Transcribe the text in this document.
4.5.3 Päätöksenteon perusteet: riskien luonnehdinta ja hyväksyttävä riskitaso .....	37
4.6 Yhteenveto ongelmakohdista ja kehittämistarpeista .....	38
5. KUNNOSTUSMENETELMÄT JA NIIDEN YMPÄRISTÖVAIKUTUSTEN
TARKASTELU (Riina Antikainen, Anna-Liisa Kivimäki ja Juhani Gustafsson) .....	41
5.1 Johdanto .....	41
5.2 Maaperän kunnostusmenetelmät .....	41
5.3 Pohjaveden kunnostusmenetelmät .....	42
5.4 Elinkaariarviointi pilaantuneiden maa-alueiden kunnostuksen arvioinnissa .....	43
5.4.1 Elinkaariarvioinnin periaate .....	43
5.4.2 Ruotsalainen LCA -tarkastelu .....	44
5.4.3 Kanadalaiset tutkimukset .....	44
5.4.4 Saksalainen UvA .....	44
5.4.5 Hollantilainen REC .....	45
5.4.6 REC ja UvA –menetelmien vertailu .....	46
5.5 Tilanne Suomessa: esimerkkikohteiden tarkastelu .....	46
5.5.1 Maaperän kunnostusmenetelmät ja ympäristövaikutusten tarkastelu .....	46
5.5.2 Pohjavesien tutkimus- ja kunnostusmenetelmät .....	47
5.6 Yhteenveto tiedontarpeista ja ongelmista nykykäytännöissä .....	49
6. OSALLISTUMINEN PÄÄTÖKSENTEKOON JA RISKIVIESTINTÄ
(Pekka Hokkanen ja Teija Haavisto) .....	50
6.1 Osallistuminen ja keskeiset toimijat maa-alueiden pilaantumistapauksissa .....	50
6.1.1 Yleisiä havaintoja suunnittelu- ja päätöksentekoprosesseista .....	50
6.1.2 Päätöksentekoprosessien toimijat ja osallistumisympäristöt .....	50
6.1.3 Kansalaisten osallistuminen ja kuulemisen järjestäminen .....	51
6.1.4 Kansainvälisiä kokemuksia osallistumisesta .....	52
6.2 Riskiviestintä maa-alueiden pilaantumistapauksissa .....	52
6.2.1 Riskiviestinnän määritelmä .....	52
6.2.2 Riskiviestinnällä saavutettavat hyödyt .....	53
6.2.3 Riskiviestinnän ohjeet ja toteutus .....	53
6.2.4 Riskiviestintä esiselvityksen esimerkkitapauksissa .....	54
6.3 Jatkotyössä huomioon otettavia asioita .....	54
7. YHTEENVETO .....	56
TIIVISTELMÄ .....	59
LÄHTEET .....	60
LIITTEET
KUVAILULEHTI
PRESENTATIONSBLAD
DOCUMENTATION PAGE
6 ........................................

* [What the task asks]: Scan the lines for the string "toimijat". Copy out each line that matches.

* [Finished answer]:
6.1 Osallistuminen ja keskeiset toimijat maa-alueiden pilaantumistapauksissa .....	50
6.1.2 Päätöksentekoprosessien toimijat ja osallistumisympäristöt .....	50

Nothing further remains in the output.